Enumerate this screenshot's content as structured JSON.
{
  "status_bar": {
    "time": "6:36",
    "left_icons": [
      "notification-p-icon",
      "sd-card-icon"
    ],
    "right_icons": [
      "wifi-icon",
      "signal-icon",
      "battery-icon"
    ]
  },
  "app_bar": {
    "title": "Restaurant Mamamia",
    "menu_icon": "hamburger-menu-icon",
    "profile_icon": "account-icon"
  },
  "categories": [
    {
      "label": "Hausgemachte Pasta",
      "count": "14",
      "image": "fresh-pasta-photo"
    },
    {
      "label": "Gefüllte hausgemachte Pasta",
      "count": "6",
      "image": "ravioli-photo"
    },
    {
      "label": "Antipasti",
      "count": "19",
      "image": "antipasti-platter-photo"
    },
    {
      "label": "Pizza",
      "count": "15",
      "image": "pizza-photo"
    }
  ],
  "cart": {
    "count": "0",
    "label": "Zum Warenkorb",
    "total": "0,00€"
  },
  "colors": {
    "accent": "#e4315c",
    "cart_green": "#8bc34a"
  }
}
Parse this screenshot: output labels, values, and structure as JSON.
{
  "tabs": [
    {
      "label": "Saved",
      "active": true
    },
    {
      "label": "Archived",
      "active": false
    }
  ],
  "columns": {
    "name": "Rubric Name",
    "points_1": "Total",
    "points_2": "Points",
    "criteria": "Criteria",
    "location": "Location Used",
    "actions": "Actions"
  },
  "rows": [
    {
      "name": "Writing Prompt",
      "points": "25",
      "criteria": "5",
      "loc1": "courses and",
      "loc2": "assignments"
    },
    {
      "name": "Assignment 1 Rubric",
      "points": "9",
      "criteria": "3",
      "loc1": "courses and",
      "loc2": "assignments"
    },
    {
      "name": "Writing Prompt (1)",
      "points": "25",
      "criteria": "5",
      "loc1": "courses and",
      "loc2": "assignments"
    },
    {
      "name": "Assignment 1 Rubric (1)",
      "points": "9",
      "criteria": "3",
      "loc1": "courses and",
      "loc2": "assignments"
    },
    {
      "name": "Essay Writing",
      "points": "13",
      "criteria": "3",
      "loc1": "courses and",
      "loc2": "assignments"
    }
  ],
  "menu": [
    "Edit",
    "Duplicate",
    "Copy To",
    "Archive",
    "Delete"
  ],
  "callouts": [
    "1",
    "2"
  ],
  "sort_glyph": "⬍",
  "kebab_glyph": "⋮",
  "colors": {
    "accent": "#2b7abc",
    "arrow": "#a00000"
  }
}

--------------------------------------------------

### SET PROBLEM
Pull out every line of the records above that contains the word "Prompt".

### SOLUTION FOR THIS PROBLEM
      "name": "Writing Prompt",
      "name": "Writing Prompt (1)",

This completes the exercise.